◆ Stated exercise
Your task is to repeat the entries word for word while leaving out the pictures.

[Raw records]
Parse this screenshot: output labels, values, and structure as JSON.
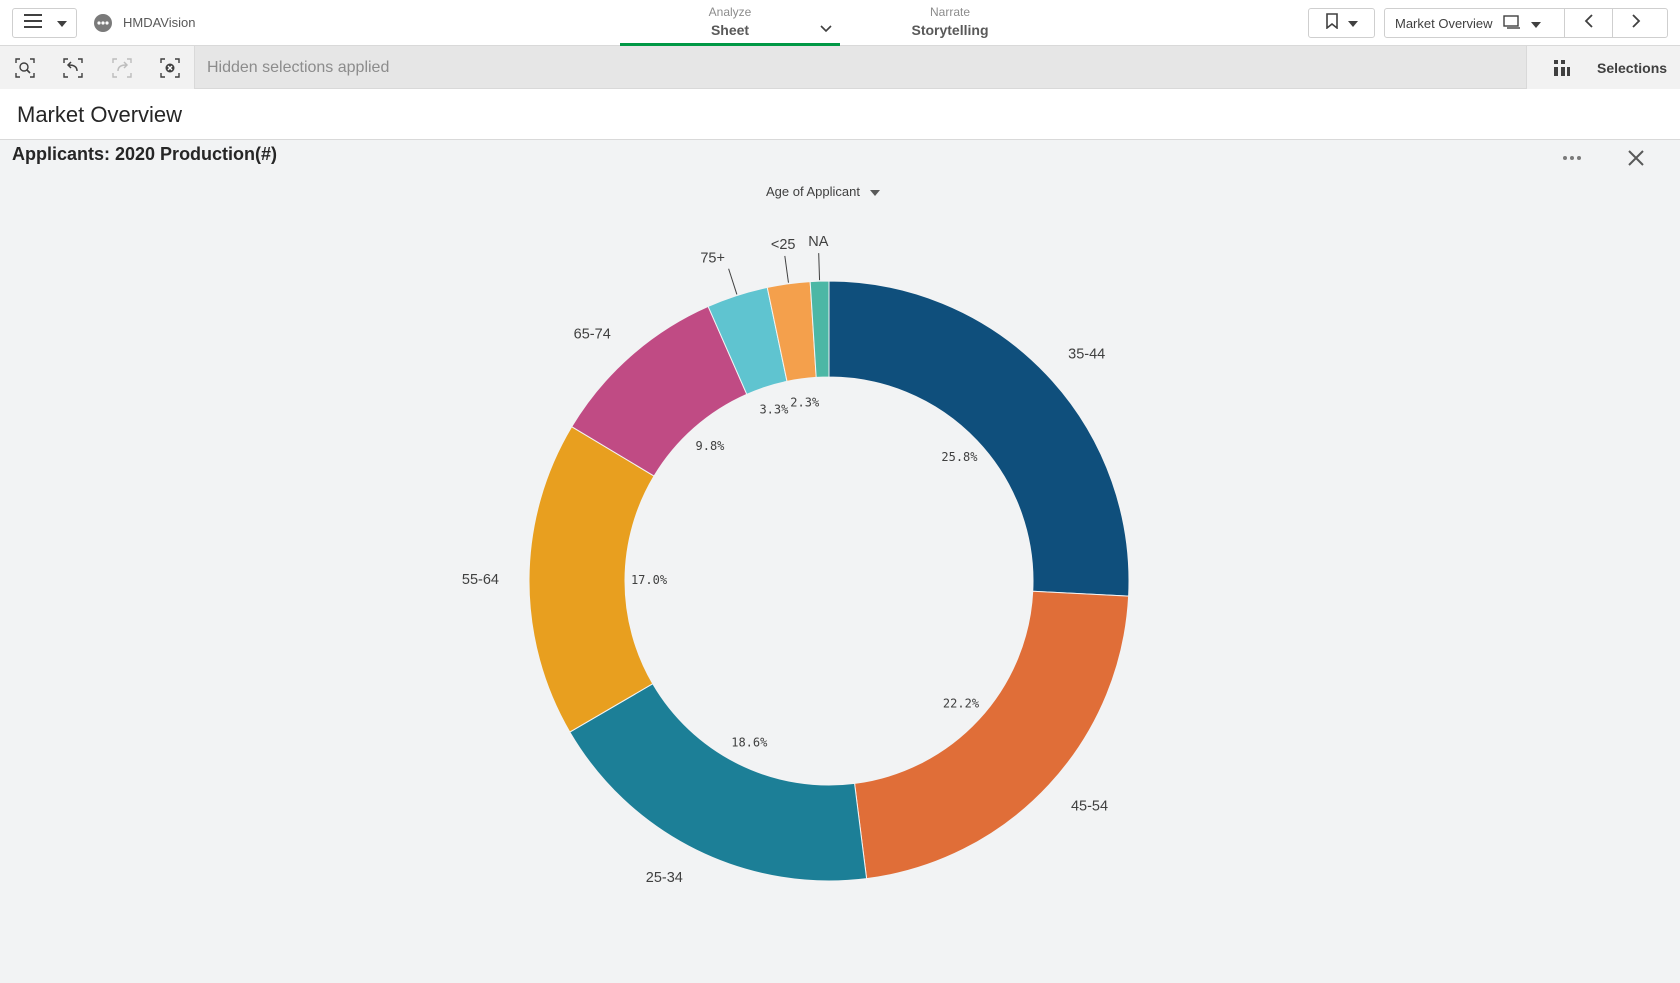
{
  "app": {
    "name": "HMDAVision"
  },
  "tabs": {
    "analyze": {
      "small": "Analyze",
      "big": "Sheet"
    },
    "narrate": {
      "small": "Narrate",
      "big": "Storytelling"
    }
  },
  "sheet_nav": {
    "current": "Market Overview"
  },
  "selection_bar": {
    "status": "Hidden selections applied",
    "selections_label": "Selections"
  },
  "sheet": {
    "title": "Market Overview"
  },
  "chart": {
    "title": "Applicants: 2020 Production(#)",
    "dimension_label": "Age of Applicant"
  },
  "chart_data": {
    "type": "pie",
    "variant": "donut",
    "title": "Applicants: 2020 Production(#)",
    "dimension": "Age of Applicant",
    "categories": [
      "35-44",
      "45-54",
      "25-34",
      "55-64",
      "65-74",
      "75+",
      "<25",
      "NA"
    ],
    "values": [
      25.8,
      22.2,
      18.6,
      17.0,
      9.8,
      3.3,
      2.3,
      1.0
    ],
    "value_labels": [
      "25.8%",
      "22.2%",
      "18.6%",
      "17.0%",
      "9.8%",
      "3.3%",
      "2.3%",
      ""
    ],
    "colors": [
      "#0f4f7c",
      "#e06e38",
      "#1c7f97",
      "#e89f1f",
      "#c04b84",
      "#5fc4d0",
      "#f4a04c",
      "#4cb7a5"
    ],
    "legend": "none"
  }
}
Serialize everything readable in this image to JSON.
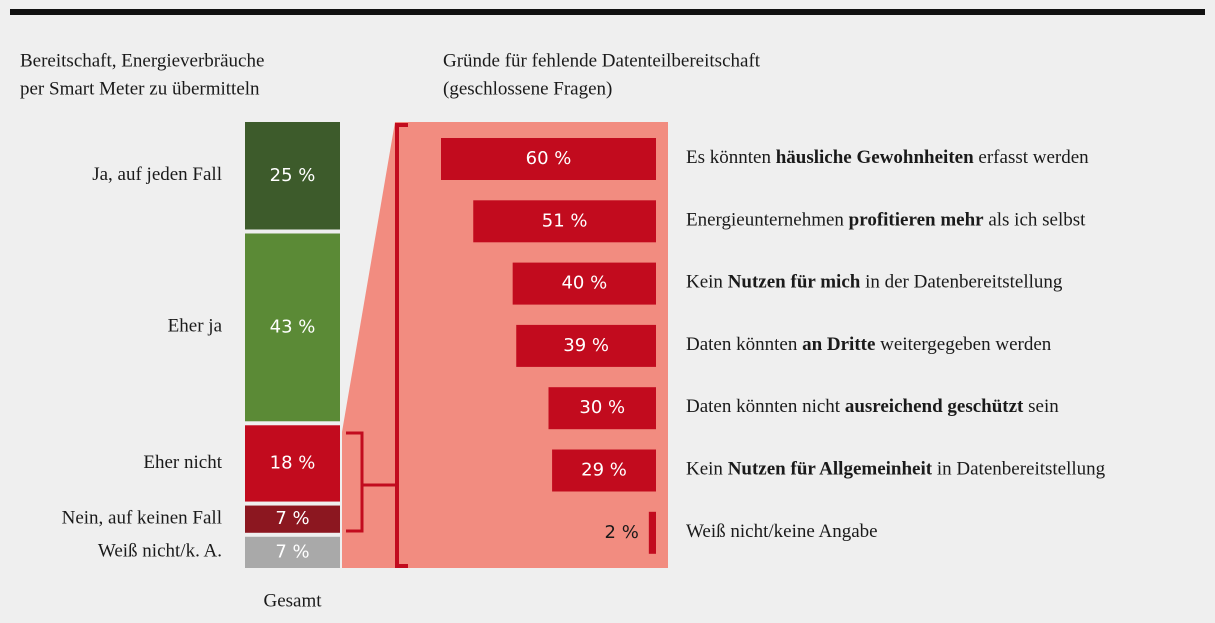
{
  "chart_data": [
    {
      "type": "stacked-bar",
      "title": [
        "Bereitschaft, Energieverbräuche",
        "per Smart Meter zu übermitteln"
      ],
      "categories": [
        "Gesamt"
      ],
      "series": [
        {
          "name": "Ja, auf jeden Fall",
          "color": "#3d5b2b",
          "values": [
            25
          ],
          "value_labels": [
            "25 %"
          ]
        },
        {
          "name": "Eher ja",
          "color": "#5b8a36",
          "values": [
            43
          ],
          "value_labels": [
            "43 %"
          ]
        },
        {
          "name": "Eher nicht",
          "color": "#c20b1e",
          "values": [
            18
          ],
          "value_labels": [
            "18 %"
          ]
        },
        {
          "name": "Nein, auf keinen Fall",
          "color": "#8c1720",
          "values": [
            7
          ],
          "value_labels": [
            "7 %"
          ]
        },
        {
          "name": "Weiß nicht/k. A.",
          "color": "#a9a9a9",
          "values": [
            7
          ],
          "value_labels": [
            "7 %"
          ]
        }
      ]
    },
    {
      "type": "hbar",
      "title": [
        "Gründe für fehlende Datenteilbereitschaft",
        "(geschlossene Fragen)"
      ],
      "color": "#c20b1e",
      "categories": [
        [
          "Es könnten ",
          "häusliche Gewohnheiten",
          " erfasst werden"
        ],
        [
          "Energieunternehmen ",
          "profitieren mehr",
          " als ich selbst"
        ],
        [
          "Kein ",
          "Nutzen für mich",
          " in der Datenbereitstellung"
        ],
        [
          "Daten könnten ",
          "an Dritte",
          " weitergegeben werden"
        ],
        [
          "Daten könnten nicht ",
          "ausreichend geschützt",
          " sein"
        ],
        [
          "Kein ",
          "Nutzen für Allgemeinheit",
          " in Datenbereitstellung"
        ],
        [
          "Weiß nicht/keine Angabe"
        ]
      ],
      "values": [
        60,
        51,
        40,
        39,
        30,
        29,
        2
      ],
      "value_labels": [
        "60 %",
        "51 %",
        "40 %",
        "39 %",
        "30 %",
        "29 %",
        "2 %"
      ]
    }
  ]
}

◆ Result
Parse this screenshot: output labels, values, and structure as JSON.
{
  "app": {
    "name": "HMDAVision"
  },
  "tabs": {
    "analyze": {
      "small": "Analyze",
      "big": "Sheet"
    },
    "narrate": {
      "small": "Narrate",
      "big": "Storytelling"
    }
  },
  "sheet_nav": {
    "current": "Market Overview"
  },
  "selection_bar": {
    "status": "Hidden selections applied",
    "selections_label": "Selections"
  },
  "sheet": {
    "title": "Market Overview"
  },
  "chart": {
    "title": "Applicants: 2020 Production(#)",
    "dimension_label": "Age of Applicant"
  },
  "chart_data": {
    "type": "pie",
    "variant": "donut",
    "title": "Applicants: 2020 Production(#)",
    "dimension": "Age of Applicant",
    "categories": [
      "35-44",
      "45-54",
      "25-34",
      "55-64",
      "65-74",
      "75+",
      "<25",
      "NA"
    ],
    "values": [
      25.8,
      22.2,
      18.6,
      17.0,
      9.8,
      3.3,
      2.3,
      1.0
    ],
    "value_labels": [
      "25.8%",
      "22.2%",
      "18.6%",
      "17.0%",
      "9.8%",
      "3.3%",
      "2.3%",
      ""
    ],
    "colors": [
      "#0f4f7c",
      "#e06e38",
      "#1c7f97",
      "#e89f1f",
      "#c04b84",
      "#5fc4d0",
      "#f4a04c",
      "#4cb7a5"
    ],
    "legend": "none"
  }
}
Serialize everything readable in this image to JSON.
{
  "chart_data": [
    {
      "type": "stacked-bar",
      "title": [
        "Bereitschaft, Energieverbräuche",
        "per Smart Meter zu übermitteln"
      ],
      "categories": [
        "Gesamt"
      ],
      "series": [
        {
          "name": "Ja, auf jeden Fall",
          "color": "#3d5b2b",
          "values": [
            25
          ],
          "value_labels": [
            "25 %"
          ]
        },
        {
          "name": "Eher ja",
          "color": "#5b8a36",
          "values": [
            43
          ],
          "value_labels": [
            "43 %"
          ]
        },
        {
          "name": "Eher nicht",
          "color": "#c20b1e",
          "values": [
            18
          ],
          "value_labels": [
            "18 %"
          ]
        },
        {
          "name": "Nein, auf keinen Fall",
          "color": "#8c1720",
          "values": [
            7
          ],
          "value_labels": [
            "7 %"
          ]
        },
        {
          "name": "Weiß nicht/k. A.",
          "color": "#a9a9a9",
          "values": [
            7
          ],
          "value_labels": [
            "7 %"
          ]
        }
      ]
    },
    {
      "type": "hbar",
      "title": [
        "Gründe für fehlende Datenteilbereitschaft",
        "(geschlossene Fragen)"
      ],
      "color": "#c20b1e",
      "categories": [
        [
          "Es könnten ",
          "häusliche Gewohnheiten",
          " erfasst werden"
        ],
        [
          "Energieunternehmen ",
          "profitieren mehr",
          " als ich selbst"
        ],
        [
          "Kein ",
          "Nutzen für mich",
          " in der Datenbereitstellung"
        ],
        [
          "Daten könnten ",
          "an Dritte",
          " weitergegeben werden"
        ],
        [
          "Daten könnten nicht ",
          "ausreichend geschützt",
          " sein"
        ],
        [
          "Kein ",
          "Nutzen für Allgemeinheit",
          " in Datenbereitstellung"
        ],
        [
          "Weiß nicht/keine Angabe"
        ]
      ],
      "values": [
        60,
        51,
        40,
        39,
        30,
        29,
        2
      ],
      "value_labels": [
        "60 %",
        "51 %",
        "40 %",
        "39 %",
        "30 %",
        "29 %",
        "2 %"
      ]
    }
  ]
}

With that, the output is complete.